[Items from a data source]
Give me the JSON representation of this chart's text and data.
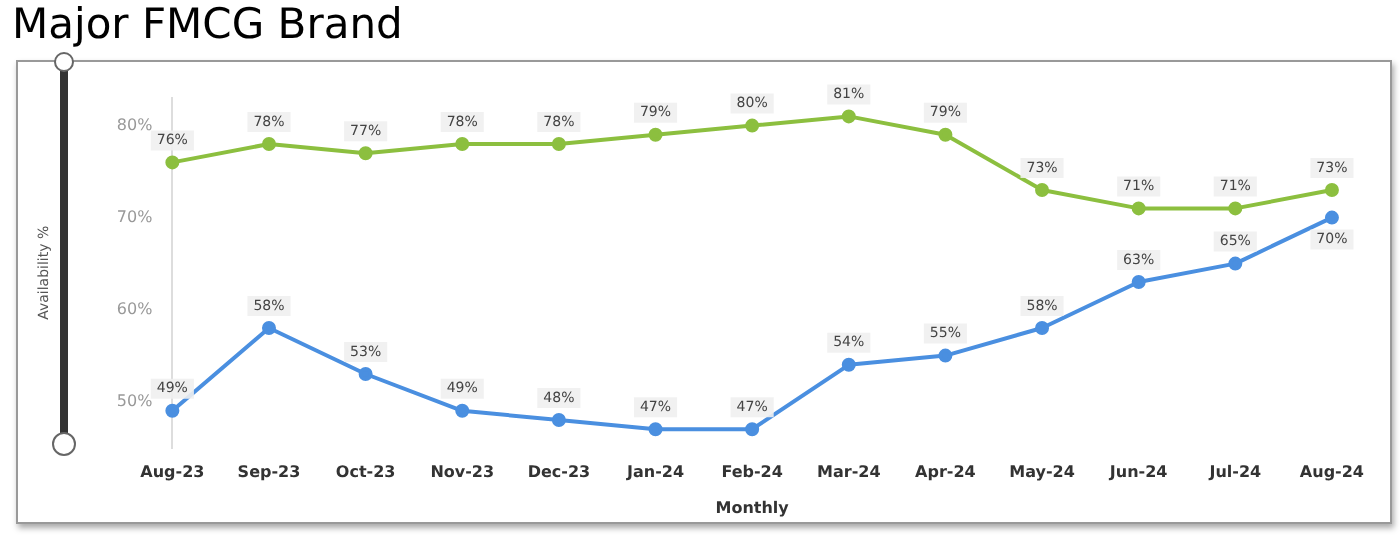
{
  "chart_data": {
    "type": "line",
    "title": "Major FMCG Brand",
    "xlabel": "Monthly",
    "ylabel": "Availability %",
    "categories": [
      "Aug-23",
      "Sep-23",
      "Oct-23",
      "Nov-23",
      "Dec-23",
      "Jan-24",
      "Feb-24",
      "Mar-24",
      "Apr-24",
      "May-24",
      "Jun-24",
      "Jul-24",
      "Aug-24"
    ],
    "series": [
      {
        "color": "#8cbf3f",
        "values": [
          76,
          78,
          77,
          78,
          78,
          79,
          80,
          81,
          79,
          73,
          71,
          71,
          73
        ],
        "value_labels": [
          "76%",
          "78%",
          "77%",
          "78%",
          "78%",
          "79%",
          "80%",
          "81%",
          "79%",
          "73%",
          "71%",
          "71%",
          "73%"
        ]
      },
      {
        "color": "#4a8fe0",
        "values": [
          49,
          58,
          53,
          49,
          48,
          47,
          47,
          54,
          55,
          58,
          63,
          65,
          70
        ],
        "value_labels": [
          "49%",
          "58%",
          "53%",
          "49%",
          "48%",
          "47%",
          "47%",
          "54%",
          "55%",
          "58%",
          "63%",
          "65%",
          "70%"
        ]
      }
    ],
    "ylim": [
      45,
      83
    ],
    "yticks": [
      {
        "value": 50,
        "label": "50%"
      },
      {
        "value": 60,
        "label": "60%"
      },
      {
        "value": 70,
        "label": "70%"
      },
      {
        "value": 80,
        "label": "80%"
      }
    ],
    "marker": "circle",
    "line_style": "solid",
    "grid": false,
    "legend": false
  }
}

* * *

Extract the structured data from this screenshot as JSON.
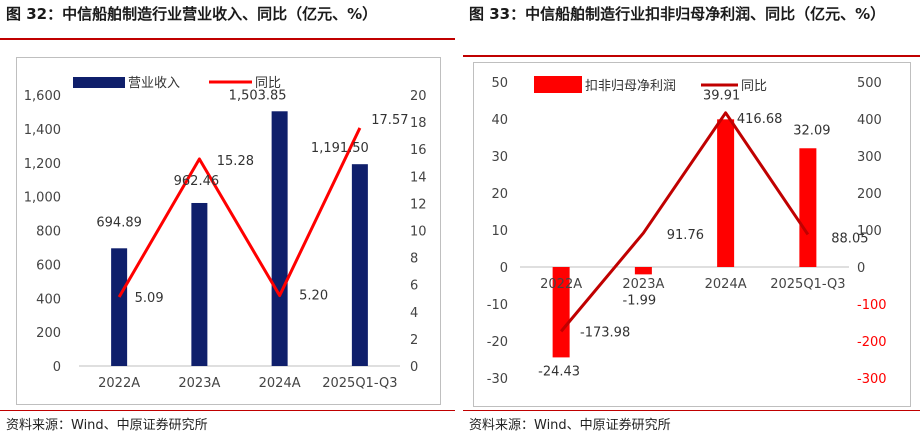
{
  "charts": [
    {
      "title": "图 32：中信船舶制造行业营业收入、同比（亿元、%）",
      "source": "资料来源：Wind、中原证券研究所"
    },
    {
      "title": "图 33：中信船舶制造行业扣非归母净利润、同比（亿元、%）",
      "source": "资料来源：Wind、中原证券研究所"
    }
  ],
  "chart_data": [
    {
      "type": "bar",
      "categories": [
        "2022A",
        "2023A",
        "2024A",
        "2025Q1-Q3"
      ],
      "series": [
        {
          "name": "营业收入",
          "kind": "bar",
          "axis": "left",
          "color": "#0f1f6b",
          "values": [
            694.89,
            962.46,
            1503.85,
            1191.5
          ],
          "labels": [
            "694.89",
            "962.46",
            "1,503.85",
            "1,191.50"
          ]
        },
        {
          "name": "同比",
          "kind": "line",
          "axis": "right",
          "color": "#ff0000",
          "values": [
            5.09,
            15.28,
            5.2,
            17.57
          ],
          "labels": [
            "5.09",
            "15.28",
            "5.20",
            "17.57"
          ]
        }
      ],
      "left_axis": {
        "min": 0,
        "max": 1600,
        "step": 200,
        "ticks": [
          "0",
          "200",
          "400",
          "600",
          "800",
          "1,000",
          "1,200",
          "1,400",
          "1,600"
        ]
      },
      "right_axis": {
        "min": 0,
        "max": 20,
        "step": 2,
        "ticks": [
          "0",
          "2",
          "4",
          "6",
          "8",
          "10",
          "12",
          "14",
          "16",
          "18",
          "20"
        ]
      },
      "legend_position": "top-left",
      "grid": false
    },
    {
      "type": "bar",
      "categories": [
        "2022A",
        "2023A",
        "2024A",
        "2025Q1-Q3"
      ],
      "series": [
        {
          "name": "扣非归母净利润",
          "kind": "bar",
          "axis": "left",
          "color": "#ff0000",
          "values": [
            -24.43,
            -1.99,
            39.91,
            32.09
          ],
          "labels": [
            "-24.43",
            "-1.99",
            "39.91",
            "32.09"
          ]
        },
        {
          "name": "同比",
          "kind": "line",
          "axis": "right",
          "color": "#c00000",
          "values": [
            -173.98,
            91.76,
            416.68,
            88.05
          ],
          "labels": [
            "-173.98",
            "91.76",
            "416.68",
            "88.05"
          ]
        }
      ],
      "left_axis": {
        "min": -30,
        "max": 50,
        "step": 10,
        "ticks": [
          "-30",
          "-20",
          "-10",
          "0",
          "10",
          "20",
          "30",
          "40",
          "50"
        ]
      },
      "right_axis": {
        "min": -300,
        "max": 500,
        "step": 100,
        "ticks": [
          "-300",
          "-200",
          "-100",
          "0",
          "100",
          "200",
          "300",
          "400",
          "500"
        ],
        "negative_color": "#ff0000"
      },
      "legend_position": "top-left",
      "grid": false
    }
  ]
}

--

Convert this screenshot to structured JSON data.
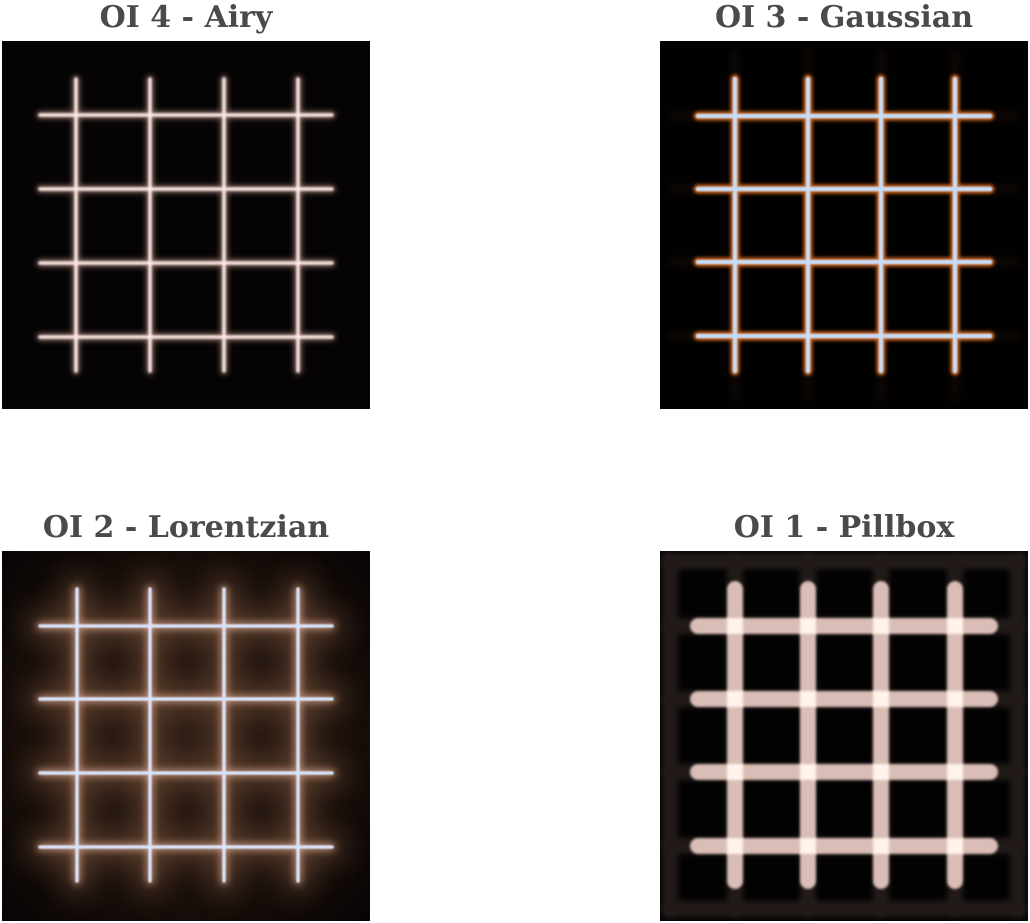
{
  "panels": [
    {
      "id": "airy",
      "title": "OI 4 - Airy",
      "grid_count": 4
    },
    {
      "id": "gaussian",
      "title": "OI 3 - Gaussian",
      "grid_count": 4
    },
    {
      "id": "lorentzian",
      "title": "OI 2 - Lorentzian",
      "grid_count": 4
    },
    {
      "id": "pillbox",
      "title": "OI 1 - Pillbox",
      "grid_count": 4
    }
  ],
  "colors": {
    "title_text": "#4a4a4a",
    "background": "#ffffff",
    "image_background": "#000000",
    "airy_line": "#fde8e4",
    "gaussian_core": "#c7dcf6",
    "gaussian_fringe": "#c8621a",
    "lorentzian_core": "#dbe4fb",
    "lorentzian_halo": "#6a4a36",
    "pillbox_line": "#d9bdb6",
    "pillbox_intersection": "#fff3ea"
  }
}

What is expected
Locate the string "name" in the listing above and copy every line where it occurs.

Result for this exercise
          "name": "营业收入",
          "name": "同比",
          "name": "扣非归母净利润",
          "name": "同比",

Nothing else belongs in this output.